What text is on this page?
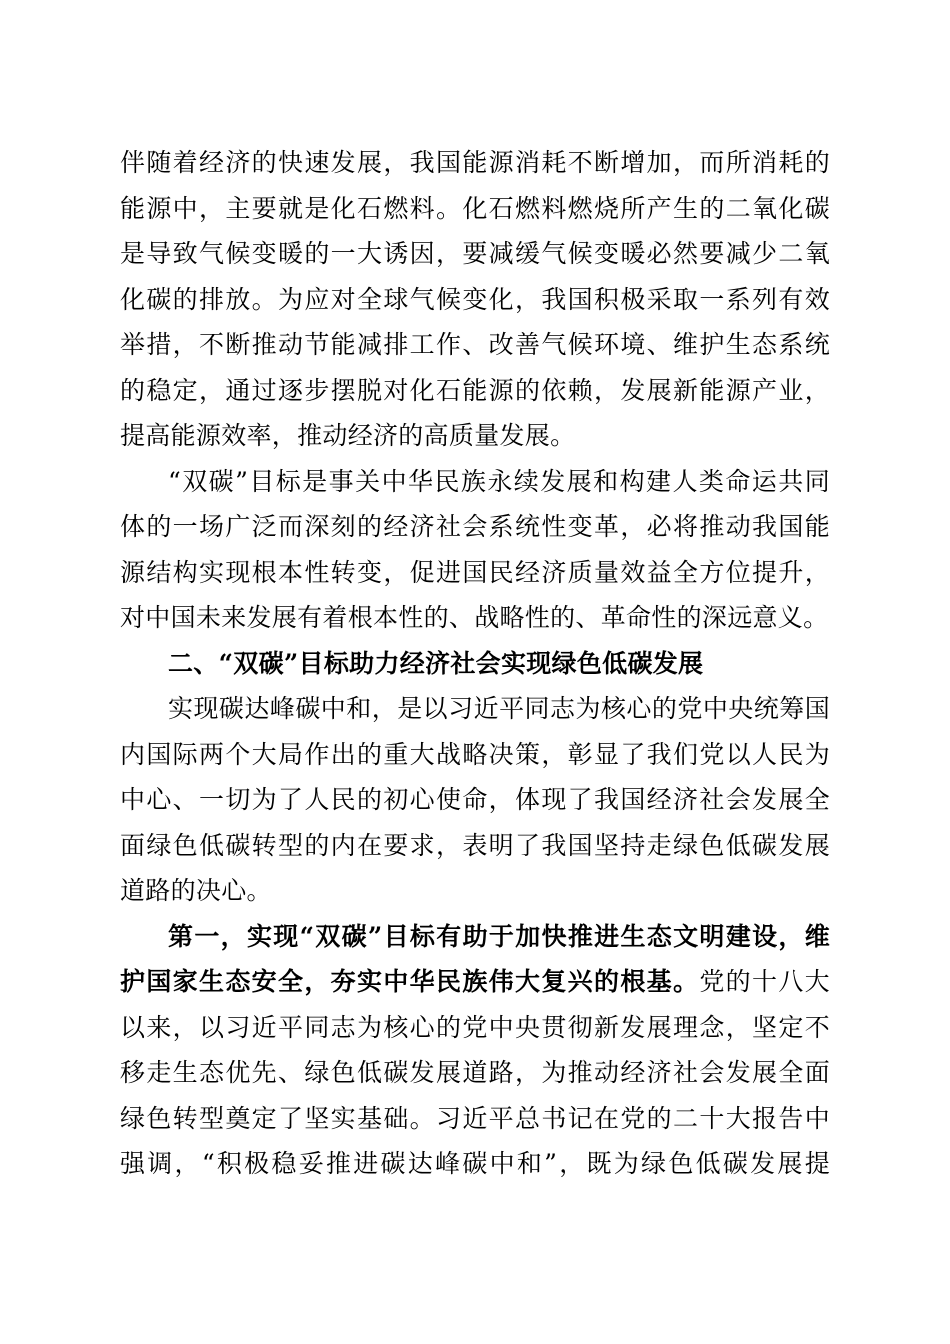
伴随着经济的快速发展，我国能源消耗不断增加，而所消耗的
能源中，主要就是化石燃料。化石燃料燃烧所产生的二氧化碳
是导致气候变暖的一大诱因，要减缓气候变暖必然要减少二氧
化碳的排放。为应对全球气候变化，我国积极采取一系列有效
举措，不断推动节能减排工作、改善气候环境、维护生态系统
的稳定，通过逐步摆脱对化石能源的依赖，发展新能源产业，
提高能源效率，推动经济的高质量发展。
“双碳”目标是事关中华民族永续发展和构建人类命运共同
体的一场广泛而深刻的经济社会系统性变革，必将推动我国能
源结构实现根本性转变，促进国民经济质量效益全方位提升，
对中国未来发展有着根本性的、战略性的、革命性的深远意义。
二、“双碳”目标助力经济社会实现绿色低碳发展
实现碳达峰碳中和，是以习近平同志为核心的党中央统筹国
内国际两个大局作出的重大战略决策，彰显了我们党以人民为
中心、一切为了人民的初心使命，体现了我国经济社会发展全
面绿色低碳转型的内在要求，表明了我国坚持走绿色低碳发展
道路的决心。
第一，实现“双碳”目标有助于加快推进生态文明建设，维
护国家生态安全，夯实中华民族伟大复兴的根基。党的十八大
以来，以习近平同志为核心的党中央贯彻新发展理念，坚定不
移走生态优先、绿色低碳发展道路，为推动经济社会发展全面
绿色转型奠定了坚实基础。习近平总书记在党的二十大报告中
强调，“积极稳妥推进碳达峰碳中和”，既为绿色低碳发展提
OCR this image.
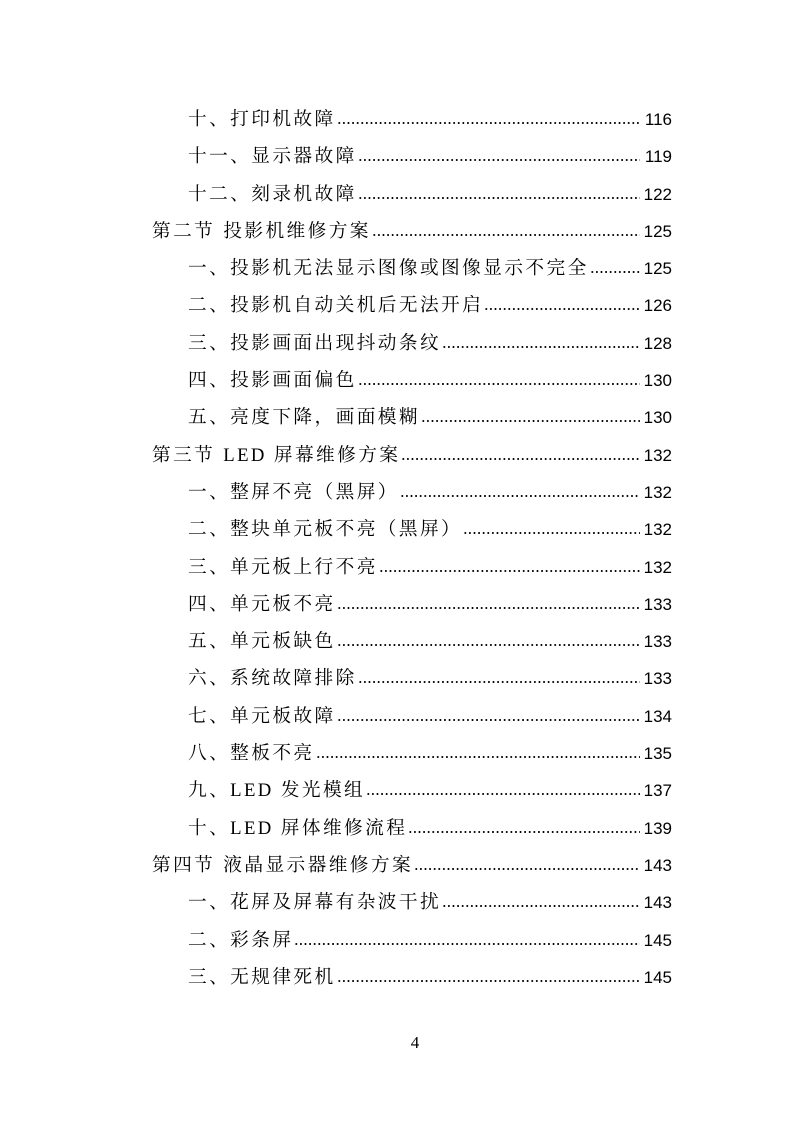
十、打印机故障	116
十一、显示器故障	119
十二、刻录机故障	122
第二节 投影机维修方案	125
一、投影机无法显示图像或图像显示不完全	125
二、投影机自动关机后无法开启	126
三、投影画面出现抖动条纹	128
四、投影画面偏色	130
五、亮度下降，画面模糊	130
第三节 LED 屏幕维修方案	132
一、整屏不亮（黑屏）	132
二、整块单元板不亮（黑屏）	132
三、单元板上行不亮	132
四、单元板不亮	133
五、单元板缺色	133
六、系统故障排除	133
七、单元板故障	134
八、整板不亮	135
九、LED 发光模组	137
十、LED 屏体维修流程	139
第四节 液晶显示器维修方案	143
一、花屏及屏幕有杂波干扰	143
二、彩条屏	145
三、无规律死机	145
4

--*--

Print out the whole of the material word for word, without pictures.

• **EXERCISE SOLUTION**
What text is on this page?
伴随着经济的快速发展，我国能源消耗不断增加，而所消耗的
能源中，主要就是化石燃料。化石燃料燃烧所产生的二氧化碳
是导致气候变暖的一大诱因，要减缓气候变暖必然要减少二氧
化碳的排放。为应对全球气候变化，我国积极采取一系列有效
举措，不断推动节能减排工作、改善气候环境、维护生态系统
的稳定，通过逐步摆脱对化石能源的依赖，发展新能源产业，
提高能源效率，推动经济的高质量发展。
“双碳”目标是事关中华民族永续发展和构建人类命运共同
体的一场广泛而深刻的经济社会系统性变革，必将推动我国能
源结构实现根本性转变，促进国民经济质量效益全方位提升，
对中国未来发展有着根本性的、战略性的、革命性的深远意义。
二、“双碳”目标助力经济社会实现绿色低碳发展
实现碳达峰碳中和，是以习近平同志为核心的党中央统筹国
内国际两个大局作出的重大战略决策，彰显了我们党以人民为
中心、一切为了人民的初心使命，体现了我国经济社会发展全
面绿色低碳转型的内在要求，表明了我国坚持走绿色低碳发展
道路的决心。
第一，实现“双碳”目标有助于加快推进生态文明建设，维
护国家生态安全，夯实中华民族伟大复兴的根基。党的十八大
以来，以习近平同志为核心的党中央贯彻新发展理念，坚定不
移走生态优先、绿色低碳发展道路，为推动经济社会发展全面
绿色转型奠定了坚实基础。习近平总书记在党的二十大报告中
强调，“积极稳妥推进碳达峰碳中和”，既为绿色低碳发展提
OCR this image.
十、打印机故障	116
十一、显示器故障	119
十二、刻录机故障	122
第二节 投影机维修方案	125
一、投影机无法显示图像或图像显示不完全	125
二、投影机自动关机后无法开启	126
三、投影画面出现抖动条纹	128
四、投影画面偏色	130
五、亮度下降，画面模糊	130
第三节 LED 屏幕维修方案	132
一、整屏不亮（黑屏）	132
二、整块单元板不亮（黑屏）	132
三、单元板上行不亮	132
四、单元板不亮	133
五、单元板缺色	133
六、系统故障排除	133
七、单元板故障	134
八、整板不亮	135
九、LED 发光模组	137
十、LED 屏体维修流程	139
第四节 液晶显示器维修方案	143
一、花屏及屏幕有杂波干扰	143
二、彩条屏	145
三、无规律死机	145
4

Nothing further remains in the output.